**What to work on:** Retype every entry word for word.

□ □ □ □ □

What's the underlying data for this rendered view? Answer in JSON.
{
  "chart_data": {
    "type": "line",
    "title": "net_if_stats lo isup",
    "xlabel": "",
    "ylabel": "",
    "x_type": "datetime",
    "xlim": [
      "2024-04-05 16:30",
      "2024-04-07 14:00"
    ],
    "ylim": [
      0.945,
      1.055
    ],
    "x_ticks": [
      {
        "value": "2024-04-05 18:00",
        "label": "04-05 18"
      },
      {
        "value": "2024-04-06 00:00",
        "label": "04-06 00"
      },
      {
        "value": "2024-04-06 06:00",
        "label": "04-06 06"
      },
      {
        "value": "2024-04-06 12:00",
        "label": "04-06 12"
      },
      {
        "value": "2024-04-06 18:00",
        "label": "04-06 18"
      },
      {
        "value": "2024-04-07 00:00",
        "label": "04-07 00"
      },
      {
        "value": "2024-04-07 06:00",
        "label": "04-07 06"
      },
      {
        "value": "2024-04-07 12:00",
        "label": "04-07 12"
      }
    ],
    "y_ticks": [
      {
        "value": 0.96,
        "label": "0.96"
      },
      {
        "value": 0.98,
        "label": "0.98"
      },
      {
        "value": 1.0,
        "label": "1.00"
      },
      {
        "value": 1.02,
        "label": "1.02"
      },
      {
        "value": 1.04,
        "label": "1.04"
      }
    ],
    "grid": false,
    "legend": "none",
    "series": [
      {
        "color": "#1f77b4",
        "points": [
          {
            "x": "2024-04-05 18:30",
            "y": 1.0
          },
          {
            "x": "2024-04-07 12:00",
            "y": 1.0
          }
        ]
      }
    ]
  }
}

□ □ □ □ □

**The completed task:**
What's the underlying data for this rendered view? Answer in JSON.
{
  "chart_data": {
    "type": "line",
    "title": "net_if_stats lo isup",
    "xlabel": "",
    "ylabel": "",
    "x_type": "datetime",
    "xlim": [
      "2024-04-05 16:30",
      "2024-04-07 14:00"
    ],
    "ylim": [
      0.945,
      1.055
    ],
    "x_ticks": [
      {
        "value": "2024-04-05 18:00",
        "label": "04-05 18"
      },
      {
        "value": "2024-04-06 00:00",
        "label": "04-06 00"
      },
      {
        "value": "2024-04-06 06:00",
        "label": "04-06 06"
      },
      {
        "value": "2024-04-06 12:00",
        "label": "04-06 12"
      },
      {
        "value": "2024-04-06 18:00",
        "label": "04-06 18"
      },
      {
        "value": "2024-04-07 00:00",
        "label": "04-07 00"
      },
      {
        "value": "2024-04-07 06:00",
        "label": "04-07 06"
      },
      {
        "value": "2024-04-07 12:00",
        "label": "04-07 12"
      }
    ],
    "y_ticks": [
      {
        "value": 0.96,
        "label": "0.96"
      },
      {
        "value": 0.98,
        "label": "0.98"
      },
      {
        "value": 1.0,
        "label": "1.00"
      },
      {
        "value": 1.02,
        "label": "1.02"
      },
      {
        "value": 1.04,
        "label": "1.04"
      }
    ],
    "grid": false,
    "legend": "none",
    "series": [
      {
        "color": "#1f77b4",
        "points": [
          {
            "x": "2024-04-05 18:30",
            "y": 1.0
          },
          {
            "x": "2024-04-07 12:00",
            "y": 1.0
          }
        ]
      }
    ]
  }
}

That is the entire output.